Objective a:
Print the lines of the listing from the line containing "bullet-1: • Wireless" up to and including the line containing "footer-lecture: Lecture: 03", reproducing each one without changes.

Briefly, describe your role on the project.
I had the honor of being the first artist on board the project and subsequently became the production designer for both Carlos’ short films, “La Noria” and “Market St.”
How did you first connect with the director, Carlos Baena? What was it about the project that drew you in?
I met Carlos four years ago at the Alternative Press Expo when he stopped by my painting series called “Skyace Wasteland,” about a girl who uses her imagination to survive. We connected over the dark, but hopeful theme. On the spot, he pitched an idea that he had been working on, an incredible and unforgettable story that became La Noria – it was haunting, beautiful, vulnerable, and honest. Very rarely will you find a story that impacts you to the core – and La Noria was one.
The story of La Noria has a deep universal theme. I think at some point, all of us – especially artists – can relate to finding ourselves in a dark place and having to deal with demons. I believed in Carlos’ vision and wanted to test the boundaries of the animation genre, to push darker storytelling while bringing in some of the more visceral cinematic scope and lighting qualities of live action.
From my conversation with Carlos Baena, the film is heavily influenced by the films of directors like Guillermo Del Toro and Alejandro Amenebar, among others. How do you translate the tone and style of those films into an animated film?
The process was very much a collaborative effort as we had industry friends and colleagues who joined the team and through combined experiences (and trial and error), we strived to blend the cinematography, rendering techniques and tone of live-action with the world of animation.

Records to process:
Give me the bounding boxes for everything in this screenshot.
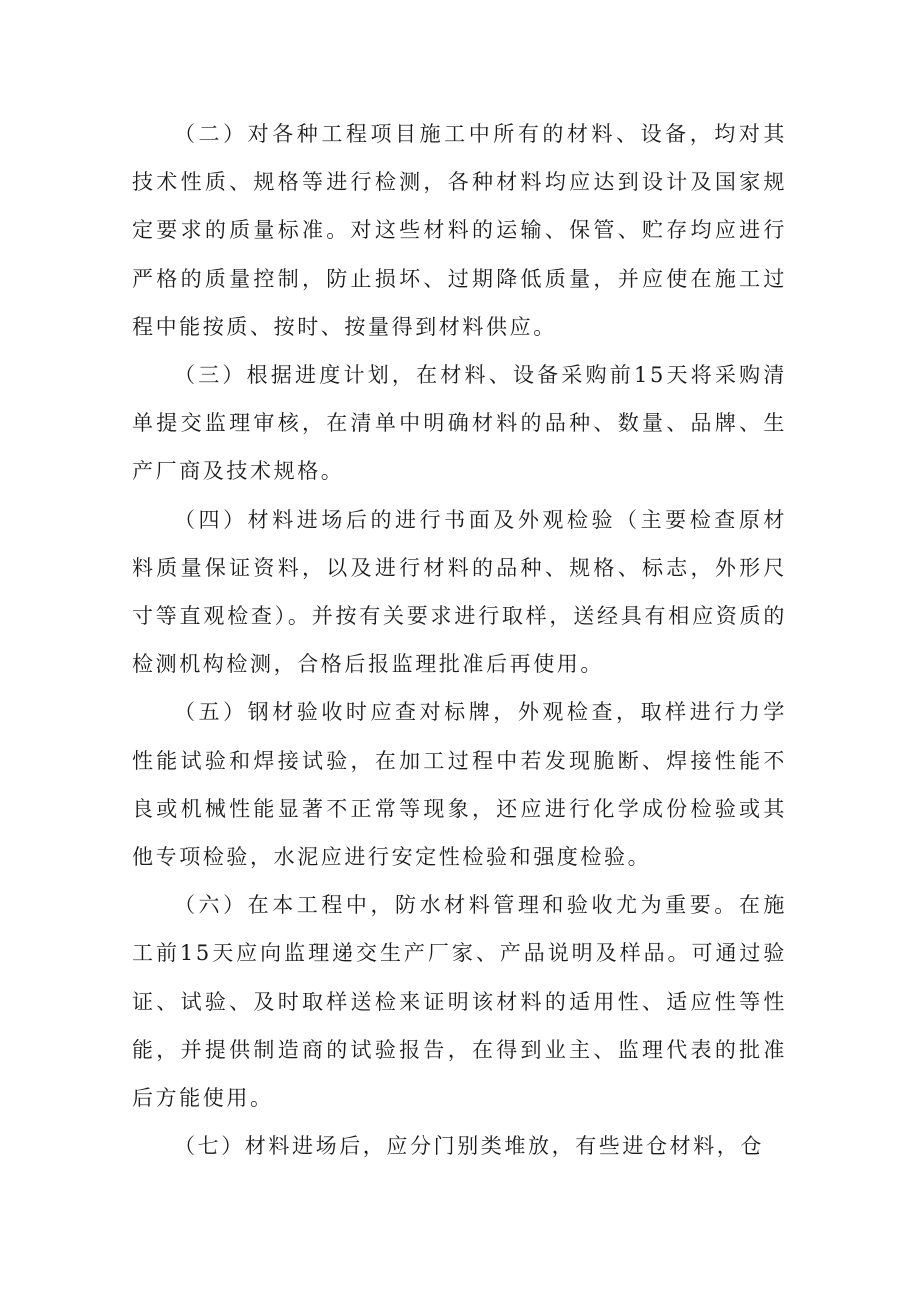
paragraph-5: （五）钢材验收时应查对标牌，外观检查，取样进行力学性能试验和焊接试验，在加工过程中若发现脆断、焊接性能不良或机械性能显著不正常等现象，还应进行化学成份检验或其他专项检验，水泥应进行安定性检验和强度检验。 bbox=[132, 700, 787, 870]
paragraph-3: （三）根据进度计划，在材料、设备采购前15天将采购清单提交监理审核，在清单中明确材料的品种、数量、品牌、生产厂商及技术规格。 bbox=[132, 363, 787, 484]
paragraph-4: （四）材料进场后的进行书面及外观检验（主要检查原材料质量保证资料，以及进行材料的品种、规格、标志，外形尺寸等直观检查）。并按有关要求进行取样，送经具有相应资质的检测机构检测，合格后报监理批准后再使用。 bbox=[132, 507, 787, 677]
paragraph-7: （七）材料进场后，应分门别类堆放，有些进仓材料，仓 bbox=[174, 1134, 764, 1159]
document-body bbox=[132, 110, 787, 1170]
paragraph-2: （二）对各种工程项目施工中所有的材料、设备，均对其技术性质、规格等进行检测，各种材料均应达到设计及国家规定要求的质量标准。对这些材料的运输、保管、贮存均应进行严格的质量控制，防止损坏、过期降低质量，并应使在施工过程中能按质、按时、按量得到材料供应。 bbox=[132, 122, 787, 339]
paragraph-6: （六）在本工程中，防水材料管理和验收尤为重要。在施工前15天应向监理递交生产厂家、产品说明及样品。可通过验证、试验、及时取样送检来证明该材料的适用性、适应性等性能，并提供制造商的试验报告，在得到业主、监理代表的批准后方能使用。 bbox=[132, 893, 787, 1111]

* * *

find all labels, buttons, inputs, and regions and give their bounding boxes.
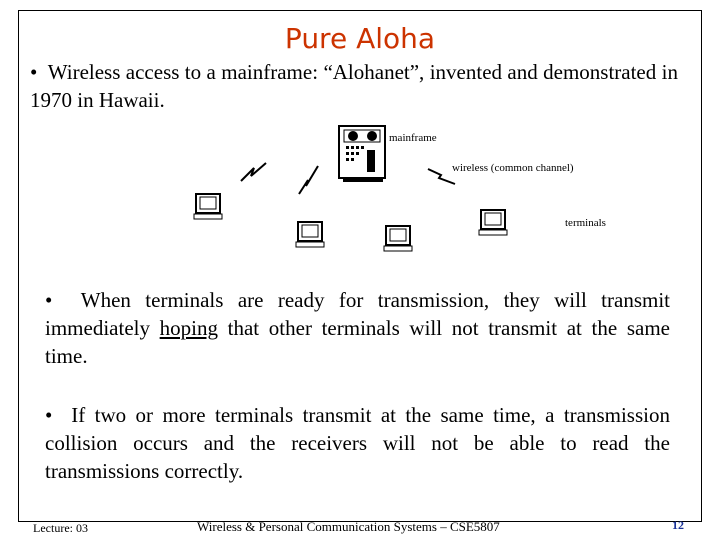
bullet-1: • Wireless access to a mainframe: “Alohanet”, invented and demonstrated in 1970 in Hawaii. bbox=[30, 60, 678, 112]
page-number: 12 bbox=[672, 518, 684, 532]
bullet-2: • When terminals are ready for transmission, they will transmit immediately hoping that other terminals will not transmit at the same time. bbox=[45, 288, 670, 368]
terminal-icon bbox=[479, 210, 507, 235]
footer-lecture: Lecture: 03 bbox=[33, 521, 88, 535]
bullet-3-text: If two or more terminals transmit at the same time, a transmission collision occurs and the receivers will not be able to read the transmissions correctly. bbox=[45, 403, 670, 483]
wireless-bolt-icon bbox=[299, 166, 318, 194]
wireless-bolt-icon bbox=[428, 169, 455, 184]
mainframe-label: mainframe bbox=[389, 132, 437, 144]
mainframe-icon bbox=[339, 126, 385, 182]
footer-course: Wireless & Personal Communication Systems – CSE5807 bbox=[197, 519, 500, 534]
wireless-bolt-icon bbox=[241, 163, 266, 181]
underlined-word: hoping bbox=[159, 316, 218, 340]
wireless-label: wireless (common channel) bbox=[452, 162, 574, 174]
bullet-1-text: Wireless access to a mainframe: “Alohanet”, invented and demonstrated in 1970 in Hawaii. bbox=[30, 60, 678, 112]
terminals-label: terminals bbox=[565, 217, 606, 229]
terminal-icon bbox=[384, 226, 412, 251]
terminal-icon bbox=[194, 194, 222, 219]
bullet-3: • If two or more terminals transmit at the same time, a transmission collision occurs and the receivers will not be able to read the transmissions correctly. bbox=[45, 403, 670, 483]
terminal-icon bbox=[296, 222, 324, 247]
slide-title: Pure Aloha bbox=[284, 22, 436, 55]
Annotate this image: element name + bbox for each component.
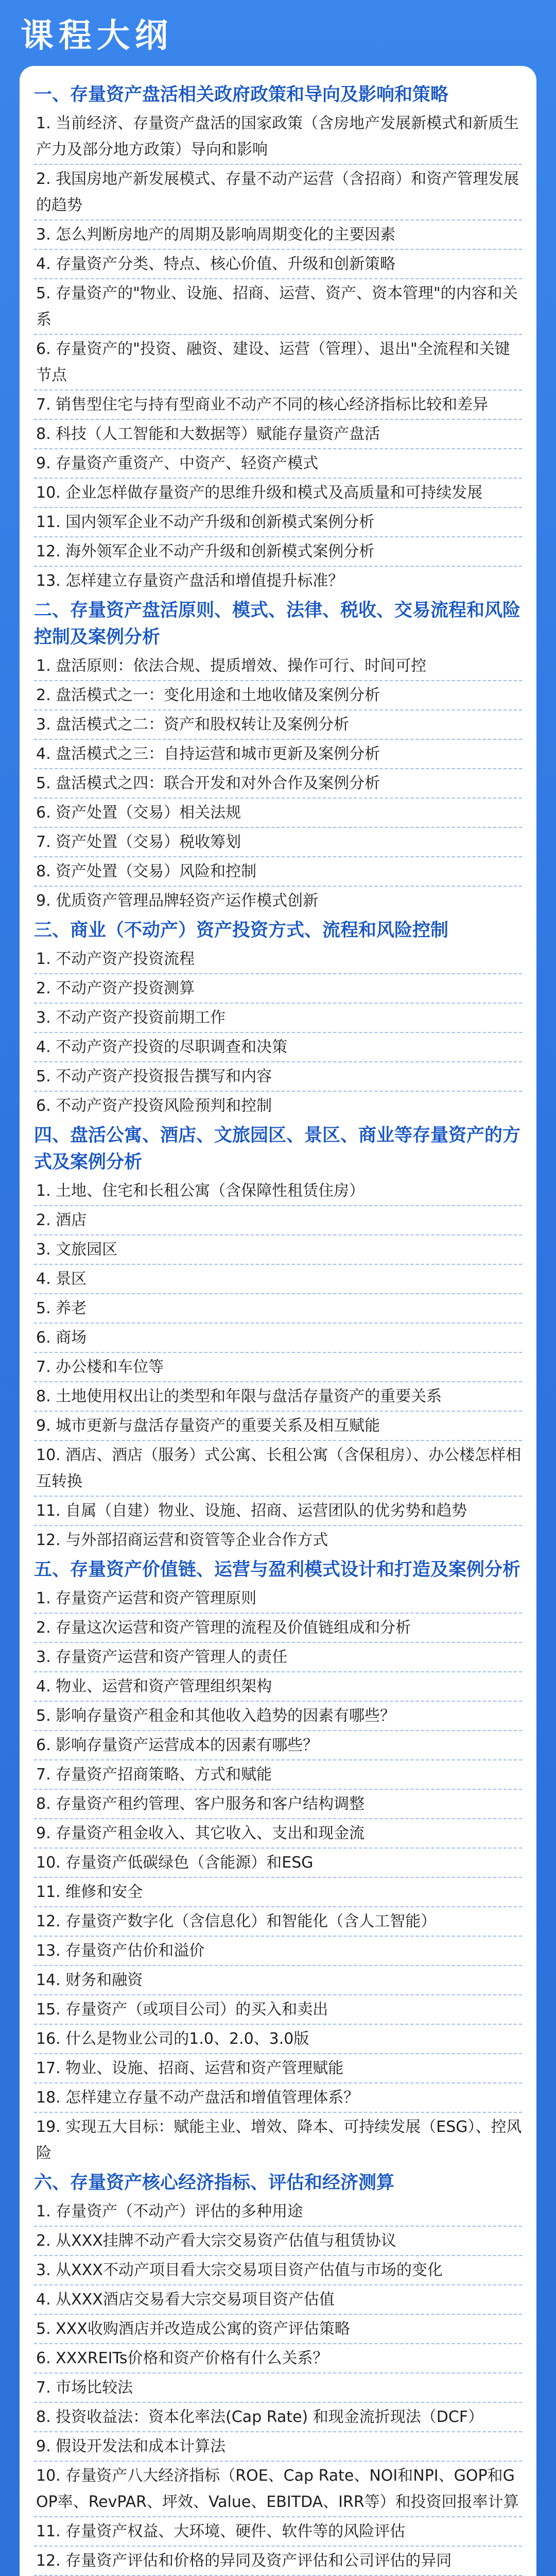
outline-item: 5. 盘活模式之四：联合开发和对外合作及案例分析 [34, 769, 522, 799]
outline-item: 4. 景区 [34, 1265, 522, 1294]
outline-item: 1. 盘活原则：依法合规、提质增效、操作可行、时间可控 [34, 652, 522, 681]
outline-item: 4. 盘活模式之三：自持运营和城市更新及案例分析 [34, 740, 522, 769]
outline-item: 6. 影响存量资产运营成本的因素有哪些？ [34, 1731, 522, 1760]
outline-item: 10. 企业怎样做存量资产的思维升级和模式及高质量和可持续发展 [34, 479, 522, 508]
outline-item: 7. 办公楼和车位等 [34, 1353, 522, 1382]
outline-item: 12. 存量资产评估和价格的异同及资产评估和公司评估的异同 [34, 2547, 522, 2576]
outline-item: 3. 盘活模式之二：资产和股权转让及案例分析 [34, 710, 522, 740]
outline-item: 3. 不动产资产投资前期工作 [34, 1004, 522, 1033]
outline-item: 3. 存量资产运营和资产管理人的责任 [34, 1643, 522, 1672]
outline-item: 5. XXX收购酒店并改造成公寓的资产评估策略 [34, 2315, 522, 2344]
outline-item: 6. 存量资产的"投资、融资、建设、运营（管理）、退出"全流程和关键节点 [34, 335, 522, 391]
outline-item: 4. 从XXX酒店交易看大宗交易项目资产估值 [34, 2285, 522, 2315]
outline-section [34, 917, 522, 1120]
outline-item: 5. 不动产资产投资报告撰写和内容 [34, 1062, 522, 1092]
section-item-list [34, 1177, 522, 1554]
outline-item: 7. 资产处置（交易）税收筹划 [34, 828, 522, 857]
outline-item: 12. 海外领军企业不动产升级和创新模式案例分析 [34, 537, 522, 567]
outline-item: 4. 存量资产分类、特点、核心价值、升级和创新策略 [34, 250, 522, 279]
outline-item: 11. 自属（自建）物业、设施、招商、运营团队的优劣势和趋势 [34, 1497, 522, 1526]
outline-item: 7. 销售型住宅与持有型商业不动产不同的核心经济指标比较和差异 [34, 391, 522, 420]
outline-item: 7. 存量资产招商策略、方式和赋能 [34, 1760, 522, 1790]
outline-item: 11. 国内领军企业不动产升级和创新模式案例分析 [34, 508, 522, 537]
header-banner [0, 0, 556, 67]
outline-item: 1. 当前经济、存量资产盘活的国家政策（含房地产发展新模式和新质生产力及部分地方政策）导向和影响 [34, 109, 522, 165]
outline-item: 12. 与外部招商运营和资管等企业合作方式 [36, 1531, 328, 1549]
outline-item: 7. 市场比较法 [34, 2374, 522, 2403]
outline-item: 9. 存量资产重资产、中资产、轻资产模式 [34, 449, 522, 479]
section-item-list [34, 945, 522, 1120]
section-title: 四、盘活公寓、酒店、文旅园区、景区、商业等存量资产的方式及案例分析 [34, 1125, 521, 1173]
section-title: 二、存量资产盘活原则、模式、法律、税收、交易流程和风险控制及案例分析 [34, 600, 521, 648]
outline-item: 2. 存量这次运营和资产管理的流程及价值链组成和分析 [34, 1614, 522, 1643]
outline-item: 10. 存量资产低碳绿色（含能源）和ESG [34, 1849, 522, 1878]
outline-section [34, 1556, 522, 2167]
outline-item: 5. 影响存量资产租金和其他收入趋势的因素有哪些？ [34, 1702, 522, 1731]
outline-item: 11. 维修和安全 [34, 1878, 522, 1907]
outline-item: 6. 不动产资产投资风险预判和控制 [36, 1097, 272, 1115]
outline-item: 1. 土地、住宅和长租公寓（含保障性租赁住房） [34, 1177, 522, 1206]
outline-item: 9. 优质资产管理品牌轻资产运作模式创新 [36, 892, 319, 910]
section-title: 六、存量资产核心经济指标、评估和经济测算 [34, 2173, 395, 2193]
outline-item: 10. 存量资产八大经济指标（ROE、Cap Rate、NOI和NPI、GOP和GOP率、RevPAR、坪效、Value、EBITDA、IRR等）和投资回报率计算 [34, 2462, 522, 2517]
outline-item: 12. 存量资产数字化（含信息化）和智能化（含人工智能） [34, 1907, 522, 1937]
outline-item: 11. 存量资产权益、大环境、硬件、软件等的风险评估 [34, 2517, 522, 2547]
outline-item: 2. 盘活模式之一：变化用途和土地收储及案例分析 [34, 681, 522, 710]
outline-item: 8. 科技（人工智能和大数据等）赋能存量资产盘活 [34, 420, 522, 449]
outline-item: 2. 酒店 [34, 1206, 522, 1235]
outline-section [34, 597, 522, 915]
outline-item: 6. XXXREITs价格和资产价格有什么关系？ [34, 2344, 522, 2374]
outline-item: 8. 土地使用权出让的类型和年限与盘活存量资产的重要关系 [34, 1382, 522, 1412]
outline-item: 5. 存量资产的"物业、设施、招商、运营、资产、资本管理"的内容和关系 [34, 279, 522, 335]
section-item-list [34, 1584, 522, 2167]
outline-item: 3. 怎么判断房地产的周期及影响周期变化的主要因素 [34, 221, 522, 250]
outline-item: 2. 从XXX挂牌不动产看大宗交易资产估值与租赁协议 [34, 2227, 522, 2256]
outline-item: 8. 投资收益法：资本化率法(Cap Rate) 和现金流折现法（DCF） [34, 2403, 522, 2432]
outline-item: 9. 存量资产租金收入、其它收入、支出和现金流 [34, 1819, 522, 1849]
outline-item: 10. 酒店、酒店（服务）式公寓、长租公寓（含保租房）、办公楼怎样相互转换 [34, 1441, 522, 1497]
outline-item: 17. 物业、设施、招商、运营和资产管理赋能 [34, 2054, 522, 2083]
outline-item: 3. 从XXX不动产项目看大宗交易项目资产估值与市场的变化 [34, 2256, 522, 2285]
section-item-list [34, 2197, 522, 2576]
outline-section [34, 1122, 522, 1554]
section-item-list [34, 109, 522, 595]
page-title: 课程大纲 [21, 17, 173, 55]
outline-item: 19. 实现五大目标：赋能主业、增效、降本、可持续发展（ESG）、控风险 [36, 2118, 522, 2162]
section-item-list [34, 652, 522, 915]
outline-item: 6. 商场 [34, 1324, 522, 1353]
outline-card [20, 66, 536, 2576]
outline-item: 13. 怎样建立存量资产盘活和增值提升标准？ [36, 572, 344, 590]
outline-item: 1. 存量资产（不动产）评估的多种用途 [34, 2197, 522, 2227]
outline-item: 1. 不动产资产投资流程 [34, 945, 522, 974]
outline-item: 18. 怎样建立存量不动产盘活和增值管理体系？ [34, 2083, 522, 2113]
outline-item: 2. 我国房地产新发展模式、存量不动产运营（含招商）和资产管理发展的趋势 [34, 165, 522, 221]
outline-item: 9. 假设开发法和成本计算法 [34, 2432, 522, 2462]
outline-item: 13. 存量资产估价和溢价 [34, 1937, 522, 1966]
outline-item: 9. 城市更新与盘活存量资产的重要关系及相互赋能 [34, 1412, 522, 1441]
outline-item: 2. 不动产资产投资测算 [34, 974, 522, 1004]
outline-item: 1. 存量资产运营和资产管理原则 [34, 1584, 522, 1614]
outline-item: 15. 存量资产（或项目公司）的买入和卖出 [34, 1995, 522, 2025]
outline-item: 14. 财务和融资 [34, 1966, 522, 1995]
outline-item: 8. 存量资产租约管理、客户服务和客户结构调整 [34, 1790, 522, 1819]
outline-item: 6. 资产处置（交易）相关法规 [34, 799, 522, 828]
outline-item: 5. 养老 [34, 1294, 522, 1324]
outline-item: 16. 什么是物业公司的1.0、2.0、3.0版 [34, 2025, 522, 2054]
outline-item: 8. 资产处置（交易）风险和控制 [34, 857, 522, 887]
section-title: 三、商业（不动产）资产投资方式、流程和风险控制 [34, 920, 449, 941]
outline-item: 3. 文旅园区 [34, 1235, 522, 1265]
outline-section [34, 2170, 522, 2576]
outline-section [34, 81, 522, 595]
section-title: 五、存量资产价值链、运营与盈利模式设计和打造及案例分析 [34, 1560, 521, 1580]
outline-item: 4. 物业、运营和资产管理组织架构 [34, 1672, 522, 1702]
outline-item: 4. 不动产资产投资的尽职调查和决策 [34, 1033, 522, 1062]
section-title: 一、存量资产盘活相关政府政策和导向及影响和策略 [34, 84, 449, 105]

Objective b:
Translate this sentence from the interview into Spanish: "We connected over the dark, but hopeful theme."

Worked solution a:
bullet-1: • Wireless access to a mainframe: “Alohanet”, invented and demonstrated in 1970 in Hawaii. bbox=[30, 60, 678, 112]
page-number: 12 bbox=[672, 518, 684, 532]
bullet-2: • When terminals are ready for transmission, they will transmit immediately hoping that other terminals will not transmit at the same time. bbox=[45, 288, 670, 368]
terminal-icon bbox=[479, 210, 507, 235]
footer-lecture: Lecture: 03 bbox=[33, 521, 88, 535]

Worked solution b:
Conectamos gracias al tema oscuro, pero esperanzador.